■ **PROBLEM**:
Copy every entry word for word. Skip the pictures.

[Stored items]
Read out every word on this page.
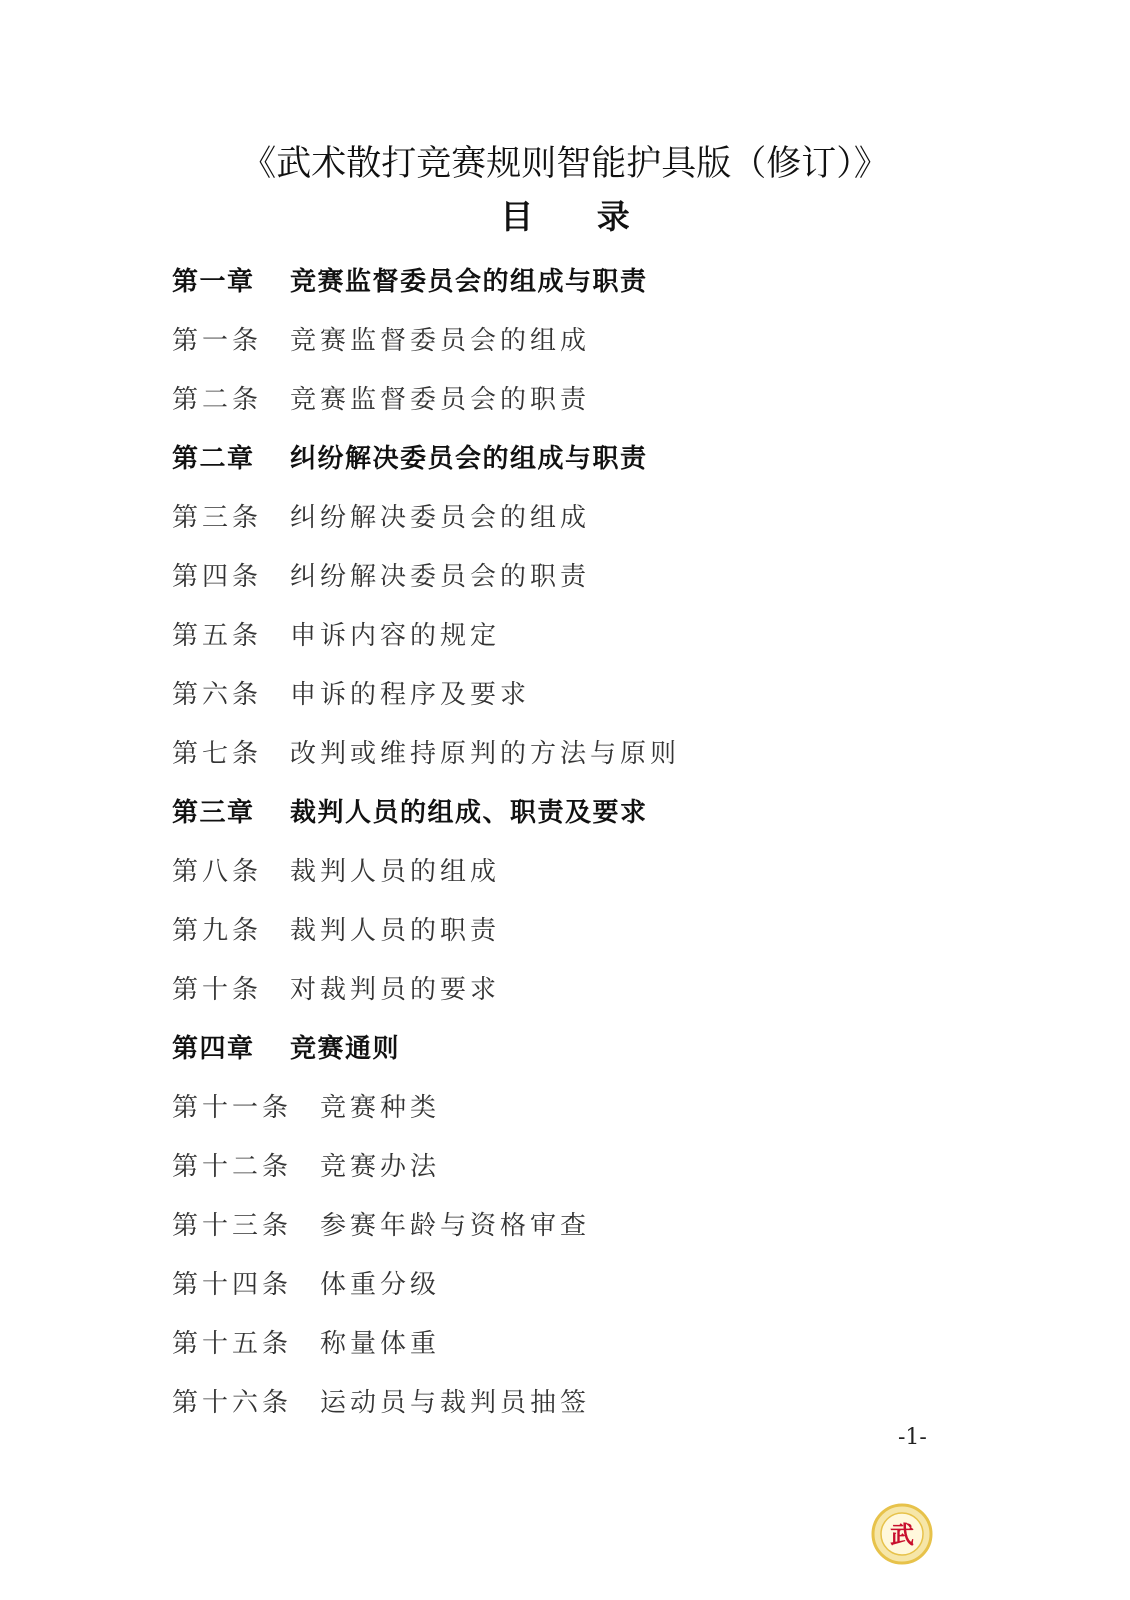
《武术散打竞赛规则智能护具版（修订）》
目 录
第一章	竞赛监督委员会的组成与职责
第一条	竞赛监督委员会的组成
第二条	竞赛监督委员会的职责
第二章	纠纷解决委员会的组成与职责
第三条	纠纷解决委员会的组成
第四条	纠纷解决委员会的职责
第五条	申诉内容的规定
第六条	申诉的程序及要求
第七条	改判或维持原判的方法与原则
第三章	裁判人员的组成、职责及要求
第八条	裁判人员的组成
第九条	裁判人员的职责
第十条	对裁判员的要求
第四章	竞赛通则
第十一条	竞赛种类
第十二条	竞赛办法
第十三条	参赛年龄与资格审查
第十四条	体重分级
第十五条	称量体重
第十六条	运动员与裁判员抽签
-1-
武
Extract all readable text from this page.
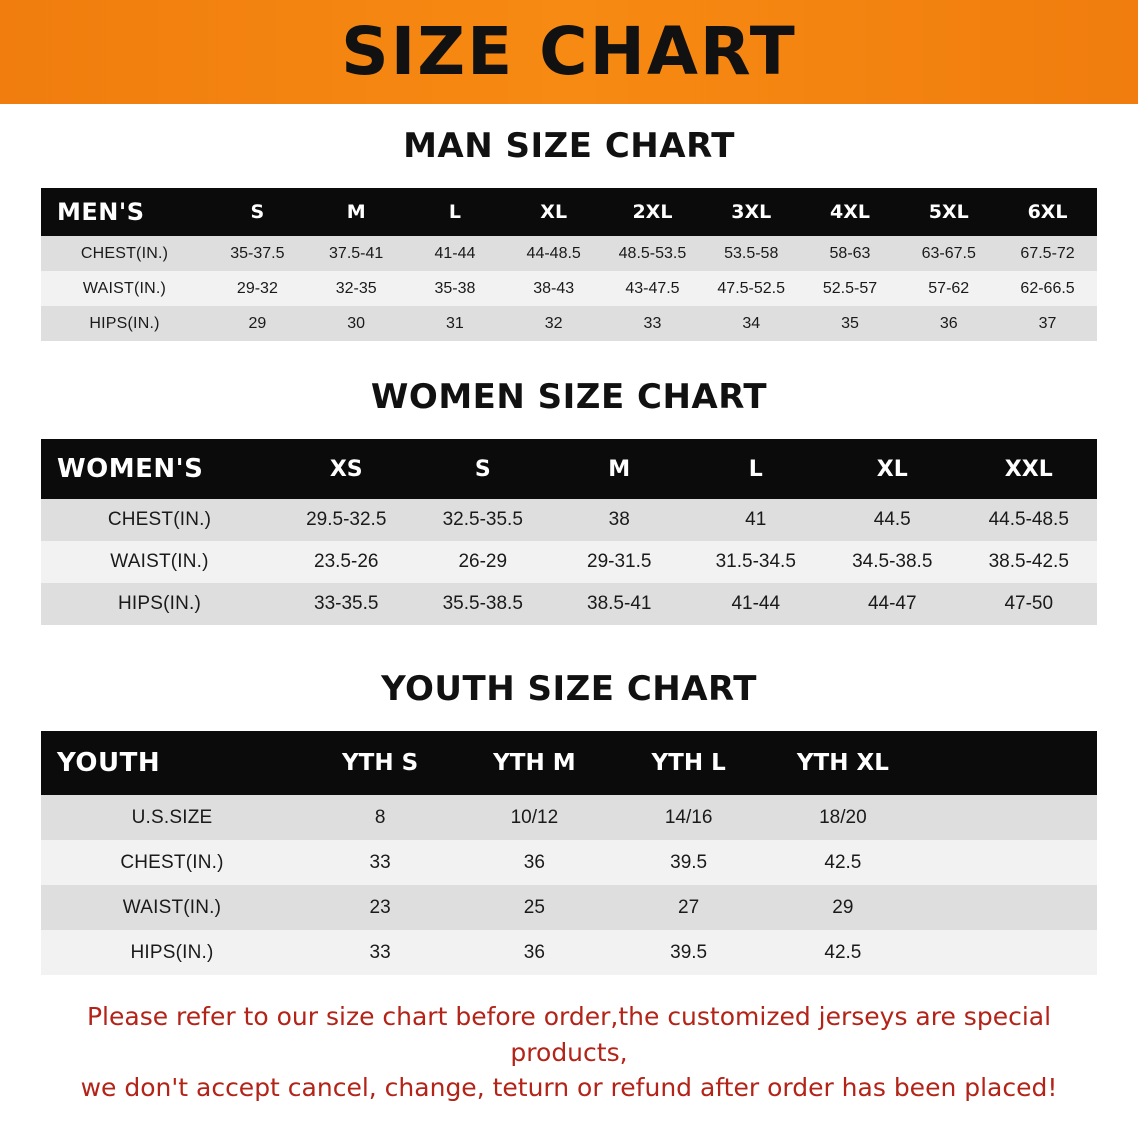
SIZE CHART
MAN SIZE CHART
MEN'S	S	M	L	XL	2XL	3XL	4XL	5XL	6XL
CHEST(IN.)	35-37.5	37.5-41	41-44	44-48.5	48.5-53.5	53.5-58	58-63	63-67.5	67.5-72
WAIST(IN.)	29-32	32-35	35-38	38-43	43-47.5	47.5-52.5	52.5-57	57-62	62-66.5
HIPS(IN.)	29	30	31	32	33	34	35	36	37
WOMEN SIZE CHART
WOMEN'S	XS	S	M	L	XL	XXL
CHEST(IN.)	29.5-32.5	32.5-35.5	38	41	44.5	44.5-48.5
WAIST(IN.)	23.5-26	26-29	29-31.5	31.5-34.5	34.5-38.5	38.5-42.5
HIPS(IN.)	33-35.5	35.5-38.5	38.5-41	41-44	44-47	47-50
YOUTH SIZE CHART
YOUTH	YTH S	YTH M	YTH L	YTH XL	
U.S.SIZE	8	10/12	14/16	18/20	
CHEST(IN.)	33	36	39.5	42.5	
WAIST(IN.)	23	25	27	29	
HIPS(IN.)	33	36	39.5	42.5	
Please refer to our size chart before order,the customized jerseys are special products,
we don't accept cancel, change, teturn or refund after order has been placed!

■ **RESULT**:
Read out every word on this page.
《武术散打竞赛规则智能护具版（修订）》
目 录
第一章	竞赛监督委员会的组成与职责
第一条	竞赛监督委员会的组成
第二条	竞赛监督委员会的职责
第二章	纠纷解决委员会的组成与职责
第三条	纠纷解决委员会的组成
第四条	纠纷解决委员会的职责
第五条	申诉内容的规定
第六条	申诉的程序及要求
第七条	改判或维持原判的方法与原则
第三章	裁判人员的组成、职责及要求
第八条	裁判人员的组成
第九条	裁判人员的职责
第十条	对裁判员的要求
第四章	竞赛通则
第十一条	竞赛种类
第十二条	竞赛办法
第十三条	参赛年龄与资格审查
第十四条	体重分级
第十五条	称量体重
第十六条	运动员与裁判员抽签
-1-
武
Extract all readable text from this page.
SIZE CHART
MAN SIZE CHART
MEN'S	S	M	L	XL	2XL	3XL	4XL	5XL	6XL
CHEST(IN.)	35-37.5	37.5-41	41-44	44-48.5	48.5-53.5	53.5-58	58-63	63-67.5	67.5-72
WAIST(IN.)	29-32	32-35	35-38	38-43	43-47.5	47.5-52.5	52.5-57	57-62	62-66.5
HIPS(IN.)	29	30	31	32	33	34	35	36	37
WOMEN SIZE CHART
WOMEN'S	XS	S	M	L	XL	XXL
CHEST(IN.)	29.5-32.5	32.5-35.5	38	41	44.5	44.5-48.5
WAIST(IN.)	23.5-26	26-29	29-31.5	31.5-34.5	34.5-38.5	38.5-42.5
HIPS(IN.)	33-35.5	35.5-38.5	38.5-41	41-44	44-47	47-50
YOUTH SIZE CHART
YOUTH	YTH S	YTH M	YTH L	YTH XL	
U.S.SIZE	8	10/12	14/16	18/20	
CHEST(IN.)	33	36	39.5	42.5	
WAIST(IN.)	23	25	27	29	
HIPS(IN.)	33	36	39.5	42.5	
Please refer to our size chart before order,the customized jerseys are special products,
we don't accept cancel, change, teturn or refund after order has been placed!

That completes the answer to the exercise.